Raw records:
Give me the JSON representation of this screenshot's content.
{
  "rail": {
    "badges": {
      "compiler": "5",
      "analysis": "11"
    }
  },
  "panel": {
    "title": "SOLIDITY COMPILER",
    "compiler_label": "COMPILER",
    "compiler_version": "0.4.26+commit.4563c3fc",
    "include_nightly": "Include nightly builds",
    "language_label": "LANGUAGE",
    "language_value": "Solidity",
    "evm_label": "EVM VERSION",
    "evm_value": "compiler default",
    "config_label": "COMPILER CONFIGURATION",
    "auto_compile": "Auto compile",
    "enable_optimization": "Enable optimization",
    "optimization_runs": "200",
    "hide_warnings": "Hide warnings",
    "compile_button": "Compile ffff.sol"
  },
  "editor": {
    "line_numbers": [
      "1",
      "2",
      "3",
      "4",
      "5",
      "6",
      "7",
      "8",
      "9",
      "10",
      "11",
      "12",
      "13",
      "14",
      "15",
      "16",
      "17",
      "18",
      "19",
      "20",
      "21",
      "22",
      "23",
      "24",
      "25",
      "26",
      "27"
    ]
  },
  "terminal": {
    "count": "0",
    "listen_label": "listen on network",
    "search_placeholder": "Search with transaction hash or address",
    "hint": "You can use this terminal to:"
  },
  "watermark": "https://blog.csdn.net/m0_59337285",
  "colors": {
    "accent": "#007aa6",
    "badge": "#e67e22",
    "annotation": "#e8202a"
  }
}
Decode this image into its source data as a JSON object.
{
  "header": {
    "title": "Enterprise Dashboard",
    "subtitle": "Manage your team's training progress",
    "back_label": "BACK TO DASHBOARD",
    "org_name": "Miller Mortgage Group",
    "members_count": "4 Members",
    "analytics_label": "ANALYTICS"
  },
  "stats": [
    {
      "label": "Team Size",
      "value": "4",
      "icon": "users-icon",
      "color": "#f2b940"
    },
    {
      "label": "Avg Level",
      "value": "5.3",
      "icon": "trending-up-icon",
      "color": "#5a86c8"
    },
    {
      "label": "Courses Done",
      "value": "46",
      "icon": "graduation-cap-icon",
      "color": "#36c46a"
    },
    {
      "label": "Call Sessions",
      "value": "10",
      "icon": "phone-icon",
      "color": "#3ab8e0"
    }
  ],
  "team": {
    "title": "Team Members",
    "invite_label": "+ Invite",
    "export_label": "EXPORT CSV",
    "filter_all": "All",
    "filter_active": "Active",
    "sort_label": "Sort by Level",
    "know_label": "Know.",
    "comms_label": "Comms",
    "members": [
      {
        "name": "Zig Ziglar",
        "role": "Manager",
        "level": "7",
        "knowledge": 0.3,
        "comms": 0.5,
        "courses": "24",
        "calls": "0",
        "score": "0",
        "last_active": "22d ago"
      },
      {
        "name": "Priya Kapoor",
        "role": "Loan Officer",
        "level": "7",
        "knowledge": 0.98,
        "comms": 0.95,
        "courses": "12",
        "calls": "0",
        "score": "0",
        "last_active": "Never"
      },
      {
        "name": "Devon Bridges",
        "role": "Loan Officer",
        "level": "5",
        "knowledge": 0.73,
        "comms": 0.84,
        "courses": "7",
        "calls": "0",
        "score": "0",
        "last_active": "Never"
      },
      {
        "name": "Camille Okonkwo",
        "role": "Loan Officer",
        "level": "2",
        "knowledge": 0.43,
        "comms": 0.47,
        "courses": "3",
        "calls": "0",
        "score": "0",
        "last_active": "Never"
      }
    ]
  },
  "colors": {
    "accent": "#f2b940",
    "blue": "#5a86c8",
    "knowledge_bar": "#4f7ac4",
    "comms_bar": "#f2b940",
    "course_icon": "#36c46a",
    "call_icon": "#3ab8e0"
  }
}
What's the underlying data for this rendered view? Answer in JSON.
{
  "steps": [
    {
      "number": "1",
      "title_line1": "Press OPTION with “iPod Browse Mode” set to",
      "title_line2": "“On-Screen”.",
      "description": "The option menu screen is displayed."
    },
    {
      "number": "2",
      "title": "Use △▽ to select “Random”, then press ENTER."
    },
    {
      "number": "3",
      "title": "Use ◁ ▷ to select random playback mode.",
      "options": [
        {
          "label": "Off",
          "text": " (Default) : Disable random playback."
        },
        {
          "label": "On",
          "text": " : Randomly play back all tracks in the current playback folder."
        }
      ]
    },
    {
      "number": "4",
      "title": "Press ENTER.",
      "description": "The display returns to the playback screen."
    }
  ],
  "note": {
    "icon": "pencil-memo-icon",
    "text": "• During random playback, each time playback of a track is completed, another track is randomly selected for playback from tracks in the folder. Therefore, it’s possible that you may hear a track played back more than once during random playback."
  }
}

# EXERCISE
Identify every line above that includes the word "description", and show those lines.

# SOLUTION
      "description": "The option menu screen is displayed."
      "description": "The display returns to the playback screen."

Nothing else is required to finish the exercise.